> [Problem details]
Set down every line of the data below word for word, leaving out the picture.

[Image element box data]
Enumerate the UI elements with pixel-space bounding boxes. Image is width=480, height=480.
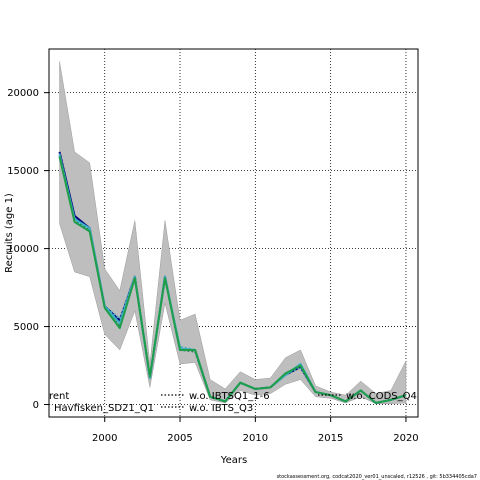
series-lines: [58, 151, 407, 404]
confidence-band: [59, 61, 407, 404]
x-tick-label-0: 2000: [92, 433, 117, 444]
footer-note: stockassessment.org, codcat2020_ver01_un…: [277, 474, 477, 480]
y-tick-label-2: 10000: [7, 244, 39, 255]
y-axis-title: Recruits (age 1): [4, 193, 15, 273]
x-axis: 2000 2005 2010 2015 2020: [92, 417, 419, 444]
legend-label-cods-q4: w.o. CODS_Q4: [346, 391, 417, 402]
confidence-band-area: [59, 61, 407, 404]
y-tick-label-1: 5000: [14, 322, 39, 333]
legend-label-rent: rent: [49, 391, 69, 402]
series-line-0: [58, 151, 407, 404]
series-line-1: [58, 153, 407, 404]
x-tick-label-3: 2015: [318, 433, 343, 444]
x-tick-label-1: 2005: [167, 433, 192, 444]
series-line-4: [58, 156, 407, 404]
y-tick-label-3: 15000: [7, 166, 39, 177]
x-axis-title: Years: [220, 455, 247, 466]
x-tick-label-4: 2020: [393, 433, 418, 444]
legend-label-havfisken: Havfisken_SD21_Q1: [54, 403, 154, 414]
y-tick-label-4: 20000: [7, 88, 39, 99]
y-axis: 0 5000 10000 15000 20000: [7, 88, 49, 411]
y-tick-label-0: 0: [33, 400, 39, 411]
legend-label-ibtsq1: w.o. IBTSQ1_1-6: [189, 391, 270, 402]
legend: rent w.o. IBTSQ1_1-6 w.o. CODS_Q4 Havfis…: [49, 391, 417, 414]
x-tick-label-2: 2010: [243, 433, 268, 444]
grid-lines: [49, 49, 418, 417]
legend-label-ibts-q3: w.o. IBTS_Q3: [189, 403, 253, 414]
plot-frame: [48, 48, 419, 418]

> [Answer below]
Enumerate the UI elements with pixel-space bounding boxes. Image is width=480, height=480.
series-lines: [58, 151, 407, 404]
confidence-band: [59, 61, 407, 404]
x-tick-label-0: 2000: [92, 433, 117, 444]
footer-note: stockassessment.org, codcat2020_ver01_un…: [277, 474, 477, 480]
y-tick-label-2: 10000: [7, 244, 39, 255]
y-axis-title: Recruits (age 1): [4, 193, 15, 273]
x-axis: 2000 2005 2010 2015 2020: [92, 417, 419, 444]
legend-label-cods-q4: w.o. CODS_Q4: [346, 391, 417, 402]
confidence-band-area: [59, 61, 407, 404]
y-tick-label-1: 5000: [14, 322, 39, 333]
legend-label-rent: rent: [49, 391, 69, 402]
series-line-0: [58, 151, 407, 404]
series-line-1: [58, 153, 407, 404]
x-tick-label-3: 2015: [318, 433, 343, 444]
x-tick-label-1: 2005: [167, 433, 192, 444]
series-line-4: [58, 156, 407, 404]
y-tick-label-3: 15000: [7, 166, 39, 177]
x-axis-title: Years: [220, 455, 247, 466]
x-tick-label-4: 2020: [393, 433, 418, 444]
legend-label-havfisken: Havfisken_SD21_Q1: [54, 403, 154, 414]
y-tick-label-4: 20000: [7, 88, 39, 99]
y-axis: 0 5000 10000 15000 20000: [7, 88, 49, 411]
y-tick-label-0: 0: [33, 400, 39, 411]
legend-label-ibtsq1: w.o. IBTSQ1_1-6: [189, 391, 270, 402]
legend: rent w.o. IBTSQ1_1-6 w.o. CODS_Q4 Havfis…: [49, 391, 417, 414]
x-tick-label-2: 2010: [243, 433, 268, 444]
grid-lines: [49, 49, 418, 417]
legend-label-ibts-q3: w.o. IBTS_Q3: [189, 403, 253, 414]
plot-frame: [48, 48, 419, 418]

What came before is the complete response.